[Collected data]

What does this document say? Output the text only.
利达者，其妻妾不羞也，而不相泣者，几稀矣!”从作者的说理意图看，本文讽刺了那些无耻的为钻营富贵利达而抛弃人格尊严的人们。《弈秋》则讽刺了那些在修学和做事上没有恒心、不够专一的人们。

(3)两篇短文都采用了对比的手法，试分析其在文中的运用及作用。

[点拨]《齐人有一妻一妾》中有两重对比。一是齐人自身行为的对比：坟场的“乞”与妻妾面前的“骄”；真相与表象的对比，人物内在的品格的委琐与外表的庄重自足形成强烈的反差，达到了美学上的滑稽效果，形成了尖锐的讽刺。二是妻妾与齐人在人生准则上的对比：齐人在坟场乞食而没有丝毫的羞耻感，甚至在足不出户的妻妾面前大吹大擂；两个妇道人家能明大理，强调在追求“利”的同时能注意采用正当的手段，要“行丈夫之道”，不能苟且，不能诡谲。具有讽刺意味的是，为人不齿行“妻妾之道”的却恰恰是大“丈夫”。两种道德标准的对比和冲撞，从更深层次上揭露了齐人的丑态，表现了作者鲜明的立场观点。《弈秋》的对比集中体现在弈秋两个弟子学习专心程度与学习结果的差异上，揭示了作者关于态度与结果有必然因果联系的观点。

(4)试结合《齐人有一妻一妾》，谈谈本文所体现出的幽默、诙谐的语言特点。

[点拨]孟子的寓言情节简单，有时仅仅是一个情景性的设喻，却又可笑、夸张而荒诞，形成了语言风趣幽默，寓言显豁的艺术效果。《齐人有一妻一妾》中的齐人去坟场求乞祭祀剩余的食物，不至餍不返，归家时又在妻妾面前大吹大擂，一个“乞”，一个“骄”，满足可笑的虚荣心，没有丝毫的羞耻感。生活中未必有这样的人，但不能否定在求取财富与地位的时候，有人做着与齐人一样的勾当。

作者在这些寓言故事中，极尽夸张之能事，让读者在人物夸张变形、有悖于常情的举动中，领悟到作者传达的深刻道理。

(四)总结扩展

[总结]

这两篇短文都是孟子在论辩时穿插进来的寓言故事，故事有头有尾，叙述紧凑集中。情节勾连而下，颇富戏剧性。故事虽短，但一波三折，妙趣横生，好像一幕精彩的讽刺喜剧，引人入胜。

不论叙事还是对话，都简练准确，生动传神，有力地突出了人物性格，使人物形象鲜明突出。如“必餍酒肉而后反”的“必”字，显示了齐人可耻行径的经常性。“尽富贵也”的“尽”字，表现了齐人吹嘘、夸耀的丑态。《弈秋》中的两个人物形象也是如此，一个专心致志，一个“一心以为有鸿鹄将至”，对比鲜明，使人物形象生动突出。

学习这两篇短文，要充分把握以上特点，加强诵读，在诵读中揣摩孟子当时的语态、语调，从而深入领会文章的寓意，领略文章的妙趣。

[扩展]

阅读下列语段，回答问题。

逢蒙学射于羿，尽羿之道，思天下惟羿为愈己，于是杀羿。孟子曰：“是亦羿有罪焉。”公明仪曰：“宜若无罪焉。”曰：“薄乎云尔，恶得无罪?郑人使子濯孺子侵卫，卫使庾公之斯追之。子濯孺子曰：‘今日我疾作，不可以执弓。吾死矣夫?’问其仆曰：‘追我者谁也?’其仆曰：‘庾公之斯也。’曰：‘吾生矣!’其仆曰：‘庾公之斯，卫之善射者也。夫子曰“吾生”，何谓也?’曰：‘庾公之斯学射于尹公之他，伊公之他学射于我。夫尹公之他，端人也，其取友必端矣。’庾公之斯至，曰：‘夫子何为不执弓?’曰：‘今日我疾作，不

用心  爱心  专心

YOUR OBJECTIVE
Every line above should be printed again exactly as it stands.

TASK OUTPUT
What does this document say? Output the text only.
利达者，其妻妾不羞也，而不相泣者，几稀矣!”从作者的说理意图看，本文讽刺了那些无耻的为钻营富贵利达而抛弃人格尊严的人们。《弈秋》则讽刺了那些在修学和做事上没有恒心、不够专一的人们。

(3)两篇短文都采用了对比的手法，试分析其在文中的运用及作用。

[点拨]《齐人有一妻一妾》中有两重对比。一是齐人自身行为的对比：坟场的“乞”与妻妾面前的“骄”；真相与表象的对比，人物内在的品格的委琐与外表的庄重自足形成强烈的反差，达到了美学上的滑稽效果，形成了尖锐的讽刺。二是妻妾与齐人在人生准则上的对比：齐人在坟场乞食而没有丝毫的羞耻感，甚至在足不出户的妻妾面前大吹大擂；两个妇道人家能明大理，强调在追求“利”的同时能注意采用正当的手段，要“行丈夫之道”，不能苟且，不能诡谲。具有讽刺意味的是，为人不齿行“妻妾之道”的却恰恰是大“丈夫”。两种道德标准的对比和冲撞，从更深层次上揭露了齐人的丑态，表现了作者鲜明的立场观点。《弈秋》的对比集中体现在弈秋两个弟子学习专心程度与学习结果的差异上，揭示了作者关于态度与结果有必然因果联系的观点。

(4)试结合《齐人有一妻一妾》，谈谈本文所体现出的幽默、诙谐的语言特点。

[点拨]孟子的寓言情节简单，有时仅仅是一个情景性的设喻，却又可笑、夸张而荒诞，形成了语言风趣幽默，寓言显豁的艺术效果。《齐人有一妻一妾》中的齐人去坟场求乞祭祀剩余的食物，不至餍不返，归家时又在妻妾面前大吹大擂，一个“乞”，一个“骄”，满足可笑的虚荣心，没有丝毫的羞耻感。生活中未必有这样的人，但不能否定在求取财富与地位的时候，有人做着与齐人一样的勾当。

作者在这些寓言故事中，极尽夸张之能事，让读者在人物夸张变形、有悖于常情的举动中，领悟到作者传达的深刻道理。

(四)总结扩展

[总结]

这两篇短文都是孟子在论辩时穿插进来的寓言故事，故事有头有尾，叙述紧凑集中。情节勾连而下，颇富戏剧性。故事虽短，但一波三折，妙趣横生，好像一幕精彩的讽刺喜剧，引人入胜。

不论叙事还是对话，都简练准确，生动传神，有力地突出了人物性格，使人物形象鲜明突出。如“必餍酒肉而后反”的“必”字，显示了齐人可耻行径的经常性。“尽富贵也”的“尽”字，表现了齐人吹嘘、夸耀的丑态。《弈秋》中的两个人物形象也是如此，一个专心致志，一个“一心以为有鸿鹄将至”，对比鲜明，使人物形象生动突出。

学习这两篇短文，要充分把握以上特点，加强诵读，在诵读中揣摩孟子当时的语态、语调，从而深入领会文章的寓意，领略文章的妙趣。

[扩展]

阅读下列语段，回答问题。

逢蒙学射于羿，尽羿之道，思天下惟羿为愈己，于是杀羿。孟子曰：“是亦羿有罪焉。”公明仪曰：“宜若无罪焉。”曰：“薄乎云尔，恶得无罪?郑人使子濯孺子侵卫，卫使庾公之斯追之。子濯孺子曰：‘今日我疾作，不可以执弓。吾死矣夫?’问其仆曰：‘追我者谁也?’其仆曰：‘庾公之斯也。’曰：‘吾生矣!’其仆曰：‘庾公之斯，卫之善射者也。夫子曰“吾生”，何谓也?’曰：‘庾公之斯学射于尹公之他，伊公之他学射于我。夫尹公之他，端人也，其取友必端矣。’庾公之斯至，曰：‘夫子何为不执弓?’曰：‘今日我疾作，不

用心  爱心  专心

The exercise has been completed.